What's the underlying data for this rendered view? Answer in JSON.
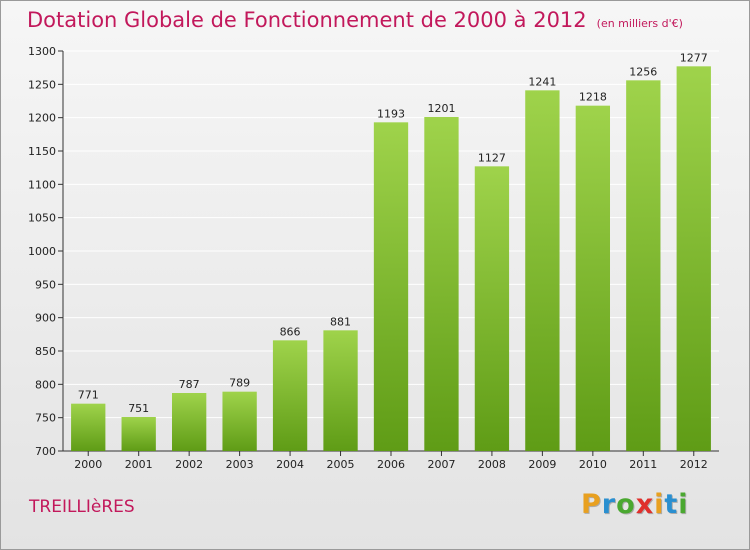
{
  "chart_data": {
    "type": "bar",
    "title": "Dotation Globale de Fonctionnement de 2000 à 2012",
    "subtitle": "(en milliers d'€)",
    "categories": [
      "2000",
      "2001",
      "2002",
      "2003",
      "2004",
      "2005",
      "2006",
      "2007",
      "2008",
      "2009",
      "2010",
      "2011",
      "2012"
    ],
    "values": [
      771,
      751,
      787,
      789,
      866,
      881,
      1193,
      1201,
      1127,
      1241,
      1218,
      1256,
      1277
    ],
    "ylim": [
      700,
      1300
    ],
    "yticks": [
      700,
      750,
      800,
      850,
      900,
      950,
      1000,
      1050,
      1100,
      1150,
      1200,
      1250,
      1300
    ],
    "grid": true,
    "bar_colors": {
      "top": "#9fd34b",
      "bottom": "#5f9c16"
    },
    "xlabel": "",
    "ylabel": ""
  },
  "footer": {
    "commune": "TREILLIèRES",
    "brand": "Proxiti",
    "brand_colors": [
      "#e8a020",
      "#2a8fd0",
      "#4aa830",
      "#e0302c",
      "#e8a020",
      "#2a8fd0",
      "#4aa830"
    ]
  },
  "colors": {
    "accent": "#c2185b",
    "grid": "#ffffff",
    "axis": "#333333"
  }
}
○ ○ ○
# [WHAT IS ASKED]
Using the data above, write out every line exactly, leaving the images behind.

# [COMPLETED TASK]
What's the underlying data for this rendered view? Answer in JSON.
{
  "chart_data": {
    "type": "bar",
    "title": "Dotation Globale de Fonctionnement de 2000 à 2012",
    "subtitle": "(en milliers d'€)",
    "categories": [
      "2000",
      "2001",
      "2002",
      "2003",
      "2004",
      "2005",
      "2006",
      "2007",
      "2008",
      "2009",
      "2010",
      "2011",
      "2012"
    ],
    "values": [
      771,
      751,
      787,
      789,
      866,
      881,
      1193,
      1201,
      1127,
      1241,
      1218,
      1256,
      1277
    ],
    "ylim": [
      700,
      1300
    ],
    "yticks": [
      700,
      750,
      800,
      850,
      900,
      950,
      1000,
      1050,
      1100,
      1150,
      1200,
      1250,
      1300
    ],
    "grid": true,
    "bar_colors": {
      "top": "#9fd34b",
      "bottom": "#5f9c16"
    },
    "xlabel": "",
    "ylabel": ""
  },
  "footer": {
    "commune": "TREILLIèRES",
    "brand": "Proxiti",
    "brand_colors": [
      "#e8a020",
      "#2a8fd0",
      "#4aa830",
      "#e0302c",
      "#e8a020",
      "#2a8fd0",
      "#4aa830"
    ]
  },
  "colors": {
    "accent": "#c2185b",
    "grid": "#ffffff",
    "axis": "#333333"
  }
}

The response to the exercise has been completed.